**Records from a dataset**.

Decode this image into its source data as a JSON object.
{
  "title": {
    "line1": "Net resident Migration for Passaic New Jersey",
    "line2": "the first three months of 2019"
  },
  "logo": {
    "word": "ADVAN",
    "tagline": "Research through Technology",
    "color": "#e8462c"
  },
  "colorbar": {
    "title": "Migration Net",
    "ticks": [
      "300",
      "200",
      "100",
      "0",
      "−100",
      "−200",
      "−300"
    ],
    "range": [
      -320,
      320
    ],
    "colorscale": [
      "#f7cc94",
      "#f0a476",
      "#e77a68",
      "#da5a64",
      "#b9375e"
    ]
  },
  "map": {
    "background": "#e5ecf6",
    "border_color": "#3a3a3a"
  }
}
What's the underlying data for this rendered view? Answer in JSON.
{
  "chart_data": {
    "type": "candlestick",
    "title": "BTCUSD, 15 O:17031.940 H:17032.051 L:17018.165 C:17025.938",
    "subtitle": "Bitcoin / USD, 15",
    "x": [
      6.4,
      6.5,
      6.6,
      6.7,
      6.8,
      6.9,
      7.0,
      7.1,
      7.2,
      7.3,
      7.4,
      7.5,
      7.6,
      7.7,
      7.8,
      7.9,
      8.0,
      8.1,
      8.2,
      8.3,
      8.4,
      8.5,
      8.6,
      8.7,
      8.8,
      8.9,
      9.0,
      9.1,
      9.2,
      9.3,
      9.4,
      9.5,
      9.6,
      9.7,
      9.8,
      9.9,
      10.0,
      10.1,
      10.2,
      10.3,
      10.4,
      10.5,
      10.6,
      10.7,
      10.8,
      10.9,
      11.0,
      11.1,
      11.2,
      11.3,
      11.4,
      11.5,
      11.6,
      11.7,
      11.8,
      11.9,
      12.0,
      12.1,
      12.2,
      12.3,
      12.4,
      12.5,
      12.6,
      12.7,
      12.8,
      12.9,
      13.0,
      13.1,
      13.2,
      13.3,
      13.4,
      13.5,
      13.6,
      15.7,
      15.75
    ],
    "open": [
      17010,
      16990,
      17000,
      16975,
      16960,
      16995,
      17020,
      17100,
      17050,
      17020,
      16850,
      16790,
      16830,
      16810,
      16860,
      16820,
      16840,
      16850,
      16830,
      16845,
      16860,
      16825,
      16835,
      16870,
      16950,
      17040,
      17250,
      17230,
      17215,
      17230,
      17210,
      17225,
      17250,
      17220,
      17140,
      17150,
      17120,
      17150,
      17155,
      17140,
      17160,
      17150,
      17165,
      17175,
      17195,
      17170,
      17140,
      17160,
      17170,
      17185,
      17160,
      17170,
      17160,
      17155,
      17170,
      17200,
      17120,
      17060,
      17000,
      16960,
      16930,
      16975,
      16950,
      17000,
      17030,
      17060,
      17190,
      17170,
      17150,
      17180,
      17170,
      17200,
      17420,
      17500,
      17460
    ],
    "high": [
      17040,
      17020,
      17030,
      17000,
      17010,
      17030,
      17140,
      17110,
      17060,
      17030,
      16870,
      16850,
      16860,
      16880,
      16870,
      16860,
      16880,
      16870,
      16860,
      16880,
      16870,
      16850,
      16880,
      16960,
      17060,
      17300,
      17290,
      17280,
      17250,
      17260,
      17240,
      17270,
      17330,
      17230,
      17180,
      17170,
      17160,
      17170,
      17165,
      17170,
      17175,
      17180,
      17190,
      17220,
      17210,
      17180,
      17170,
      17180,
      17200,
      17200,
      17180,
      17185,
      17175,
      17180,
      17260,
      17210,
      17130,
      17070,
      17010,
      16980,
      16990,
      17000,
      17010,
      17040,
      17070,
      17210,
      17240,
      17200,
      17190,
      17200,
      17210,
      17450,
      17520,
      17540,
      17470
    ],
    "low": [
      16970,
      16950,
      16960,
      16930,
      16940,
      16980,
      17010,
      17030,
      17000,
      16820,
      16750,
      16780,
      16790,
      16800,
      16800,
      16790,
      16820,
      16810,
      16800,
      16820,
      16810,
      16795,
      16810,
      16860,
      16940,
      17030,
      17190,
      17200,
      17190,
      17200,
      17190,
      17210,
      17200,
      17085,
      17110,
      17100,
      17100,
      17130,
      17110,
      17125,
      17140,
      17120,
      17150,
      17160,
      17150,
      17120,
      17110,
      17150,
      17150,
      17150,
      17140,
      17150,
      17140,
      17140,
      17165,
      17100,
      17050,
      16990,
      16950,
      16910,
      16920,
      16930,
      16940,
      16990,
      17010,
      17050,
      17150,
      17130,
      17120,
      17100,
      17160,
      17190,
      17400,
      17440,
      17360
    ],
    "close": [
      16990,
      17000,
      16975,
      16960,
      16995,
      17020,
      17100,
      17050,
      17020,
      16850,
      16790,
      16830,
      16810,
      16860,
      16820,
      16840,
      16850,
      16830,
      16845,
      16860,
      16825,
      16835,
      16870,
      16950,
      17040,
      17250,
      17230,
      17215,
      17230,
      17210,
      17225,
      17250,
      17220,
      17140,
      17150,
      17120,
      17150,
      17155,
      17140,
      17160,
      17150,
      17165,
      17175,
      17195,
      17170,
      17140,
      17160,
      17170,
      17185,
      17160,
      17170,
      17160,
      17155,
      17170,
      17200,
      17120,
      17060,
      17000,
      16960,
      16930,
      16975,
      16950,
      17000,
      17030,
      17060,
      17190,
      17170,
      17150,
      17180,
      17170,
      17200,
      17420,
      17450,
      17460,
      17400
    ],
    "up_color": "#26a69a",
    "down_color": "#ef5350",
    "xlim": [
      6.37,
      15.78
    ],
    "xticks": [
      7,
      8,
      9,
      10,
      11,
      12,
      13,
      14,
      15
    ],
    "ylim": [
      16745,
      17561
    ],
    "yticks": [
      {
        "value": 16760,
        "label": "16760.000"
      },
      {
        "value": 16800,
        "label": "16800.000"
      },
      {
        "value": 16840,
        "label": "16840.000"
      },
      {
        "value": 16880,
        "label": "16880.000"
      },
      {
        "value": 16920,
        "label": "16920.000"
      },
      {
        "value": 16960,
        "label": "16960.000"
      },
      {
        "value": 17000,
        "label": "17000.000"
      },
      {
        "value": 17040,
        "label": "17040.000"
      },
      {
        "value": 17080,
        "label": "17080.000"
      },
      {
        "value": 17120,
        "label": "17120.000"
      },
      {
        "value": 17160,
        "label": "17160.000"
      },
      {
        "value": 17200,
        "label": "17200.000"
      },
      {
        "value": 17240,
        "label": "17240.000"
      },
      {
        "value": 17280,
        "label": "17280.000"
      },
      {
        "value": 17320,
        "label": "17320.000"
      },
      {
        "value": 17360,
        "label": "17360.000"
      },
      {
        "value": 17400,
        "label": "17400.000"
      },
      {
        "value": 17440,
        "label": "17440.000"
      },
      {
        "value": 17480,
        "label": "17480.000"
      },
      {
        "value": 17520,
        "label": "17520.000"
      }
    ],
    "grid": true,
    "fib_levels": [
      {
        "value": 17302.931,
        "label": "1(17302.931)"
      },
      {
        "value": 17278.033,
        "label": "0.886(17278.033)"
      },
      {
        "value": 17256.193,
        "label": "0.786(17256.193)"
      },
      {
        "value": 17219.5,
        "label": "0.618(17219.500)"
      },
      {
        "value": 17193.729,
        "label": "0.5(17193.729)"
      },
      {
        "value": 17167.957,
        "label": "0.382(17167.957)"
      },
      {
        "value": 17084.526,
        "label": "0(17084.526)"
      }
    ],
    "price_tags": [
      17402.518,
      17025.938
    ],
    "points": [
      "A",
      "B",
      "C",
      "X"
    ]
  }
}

**What the task requires**.
Copy every line in the entries above that has the string "JSON" in it.

**Correct response**.
Decode this image into its source data as a JSON object.
What's the underlying data for this rendered view? Answer in JSON.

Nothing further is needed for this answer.